Aufgabenstellung
Bearbeite die Auflistung vom Anfang bis einschließlich der Zeile mit "volume-slider-handle[interactable] xyxy=(468,394,477,405)", indem du "site-logo" durch "brand-logo" ersetzt. Gib nur diese Zeilen wieder und lass alles andere darin unverändert.

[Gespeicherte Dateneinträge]
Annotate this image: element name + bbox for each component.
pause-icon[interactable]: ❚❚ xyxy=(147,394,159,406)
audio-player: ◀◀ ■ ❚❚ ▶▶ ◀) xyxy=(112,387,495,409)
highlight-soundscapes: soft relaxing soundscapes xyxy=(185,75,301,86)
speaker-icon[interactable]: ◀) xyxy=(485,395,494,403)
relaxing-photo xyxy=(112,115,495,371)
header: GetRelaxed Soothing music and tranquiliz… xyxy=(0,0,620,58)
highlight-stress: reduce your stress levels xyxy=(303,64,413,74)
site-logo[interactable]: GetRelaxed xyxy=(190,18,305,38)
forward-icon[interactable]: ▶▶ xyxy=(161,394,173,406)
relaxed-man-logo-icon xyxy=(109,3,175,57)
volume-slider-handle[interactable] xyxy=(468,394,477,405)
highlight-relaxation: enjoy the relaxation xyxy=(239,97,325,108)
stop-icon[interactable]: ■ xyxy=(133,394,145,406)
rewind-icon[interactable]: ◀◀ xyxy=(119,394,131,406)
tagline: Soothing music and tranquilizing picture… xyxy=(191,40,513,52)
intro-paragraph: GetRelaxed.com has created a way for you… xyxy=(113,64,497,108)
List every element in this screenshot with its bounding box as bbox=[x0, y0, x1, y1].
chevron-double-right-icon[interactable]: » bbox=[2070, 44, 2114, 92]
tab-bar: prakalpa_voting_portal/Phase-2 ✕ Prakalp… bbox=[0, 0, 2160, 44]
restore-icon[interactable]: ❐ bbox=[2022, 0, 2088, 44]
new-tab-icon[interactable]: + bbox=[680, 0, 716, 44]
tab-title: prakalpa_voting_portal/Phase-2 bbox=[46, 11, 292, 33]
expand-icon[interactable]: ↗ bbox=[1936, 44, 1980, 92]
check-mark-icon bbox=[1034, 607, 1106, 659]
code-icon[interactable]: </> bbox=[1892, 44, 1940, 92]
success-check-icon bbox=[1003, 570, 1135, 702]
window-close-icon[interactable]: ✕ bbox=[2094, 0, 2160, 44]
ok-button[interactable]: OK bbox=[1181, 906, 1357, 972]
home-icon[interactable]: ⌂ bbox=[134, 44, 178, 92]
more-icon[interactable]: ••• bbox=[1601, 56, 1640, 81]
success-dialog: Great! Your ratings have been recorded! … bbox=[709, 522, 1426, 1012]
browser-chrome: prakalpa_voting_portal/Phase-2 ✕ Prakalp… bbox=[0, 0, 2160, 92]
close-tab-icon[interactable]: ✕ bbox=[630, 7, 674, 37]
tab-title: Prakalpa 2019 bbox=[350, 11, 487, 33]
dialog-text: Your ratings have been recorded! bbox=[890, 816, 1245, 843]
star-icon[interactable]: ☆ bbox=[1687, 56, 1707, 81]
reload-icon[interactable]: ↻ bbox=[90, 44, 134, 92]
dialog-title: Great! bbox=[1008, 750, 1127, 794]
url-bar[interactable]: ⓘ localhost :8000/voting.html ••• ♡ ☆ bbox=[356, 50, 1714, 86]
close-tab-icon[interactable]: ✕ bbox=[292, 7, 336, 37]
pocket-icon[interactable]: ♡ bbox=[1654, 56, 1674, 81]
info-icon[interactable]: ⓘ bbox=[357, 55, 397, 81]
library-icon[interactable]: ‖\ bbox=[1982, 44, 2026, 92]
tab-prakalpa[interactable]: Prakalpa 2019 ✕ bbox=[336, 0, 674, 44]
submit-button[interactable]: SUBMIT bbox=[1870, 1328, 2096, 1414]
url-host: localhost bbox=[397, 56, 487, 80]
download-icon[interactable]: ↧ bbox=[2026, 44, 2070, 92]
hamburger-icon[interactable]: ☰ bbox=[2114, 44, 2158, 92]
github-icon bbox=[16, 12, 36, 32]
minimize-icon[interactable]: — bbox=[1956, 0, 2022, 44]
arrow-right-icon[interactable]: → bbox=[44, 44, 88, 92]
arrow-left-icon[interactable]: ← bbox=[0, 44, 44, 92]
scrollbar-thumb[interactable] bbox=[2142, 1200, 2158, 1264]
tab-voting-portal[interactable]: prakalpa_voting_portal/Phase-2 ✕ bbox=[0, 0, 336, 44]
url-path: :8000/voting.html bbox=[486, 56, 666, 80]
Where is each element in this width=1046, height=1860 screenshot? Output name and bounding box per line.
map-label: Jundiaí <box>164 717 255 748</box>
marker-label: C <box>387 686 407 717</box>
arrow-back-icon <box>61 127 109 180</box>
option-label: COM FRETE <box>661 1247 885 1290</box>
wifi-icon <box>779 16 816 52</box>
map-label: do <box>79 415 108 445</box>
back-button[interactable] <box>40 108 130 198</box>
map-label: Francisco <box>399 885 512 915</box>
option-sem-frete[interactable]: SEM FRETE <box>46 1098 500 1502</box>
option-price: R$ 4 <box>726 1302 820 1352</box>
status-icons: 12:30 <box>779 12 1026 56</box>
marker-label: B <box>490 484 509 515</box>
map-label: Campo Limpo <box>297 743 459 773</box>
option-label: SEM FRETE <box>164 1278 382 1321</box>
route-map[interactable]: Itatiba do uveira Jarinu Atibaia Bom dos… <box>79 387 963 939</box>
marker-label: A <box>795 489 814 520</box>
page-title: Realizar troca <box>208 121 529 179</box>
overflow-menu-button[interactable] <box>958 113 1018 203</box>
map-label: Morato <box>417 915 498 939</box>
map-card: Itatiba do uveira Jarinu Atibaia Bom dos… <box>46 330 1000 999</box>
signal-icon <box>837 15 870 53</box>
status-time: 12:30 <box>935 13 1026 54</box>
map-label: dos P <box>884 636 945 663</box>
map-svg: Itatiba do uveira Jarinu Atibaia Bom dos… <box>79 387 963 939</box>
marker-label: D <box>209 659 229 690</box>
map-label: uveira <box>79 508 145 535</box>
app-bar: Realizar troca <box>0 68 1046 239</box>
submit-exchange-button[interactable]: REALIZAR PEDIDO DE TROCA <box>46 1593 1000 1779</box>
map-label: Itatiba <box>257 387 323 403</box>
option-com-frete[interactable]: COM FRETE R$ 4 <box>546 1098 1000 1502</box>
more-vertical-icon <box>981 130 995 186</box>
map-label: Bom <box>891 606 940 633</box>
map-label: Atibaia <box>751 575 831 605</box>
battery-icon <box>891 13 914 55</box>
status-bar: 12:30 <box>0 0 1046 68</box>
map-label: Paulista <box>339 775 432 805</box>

Musterlösung
Annotate this image: element name + bbox for each component.
pause-icon[interactable]: ❚❚ xyxy=(147,394,159,406)
audio-player: ◀◀ ■ ❚❚ ▶▶ ◀) xyxy=(112,387,495,409)
highlight-soundscapes: soft relaxing soundscapes xyxy=(185,75,301,86)
speaker-icon[interactable]: ◀) xyxy=(485,395,494,403)
relaxing-photo xyxy=(112,115,495,371)
header: GetRelaxed Soothing music and tranquiliz… xyxy=(0,0,620,58)
highlight-stress: reduce your stress levels xyxy=(303,64,413,74)
brand-logo[interactable]: GetRelaxed xyxy=(190,18,305,38)
forward-icon[interactable]: ▶▶ xyxy=(161,394,173,406)
relaxed-man-logo-icon xyxy=(109,3,175,57)
volume-slider-handle[interactable] xyxy=(468,394,477,405)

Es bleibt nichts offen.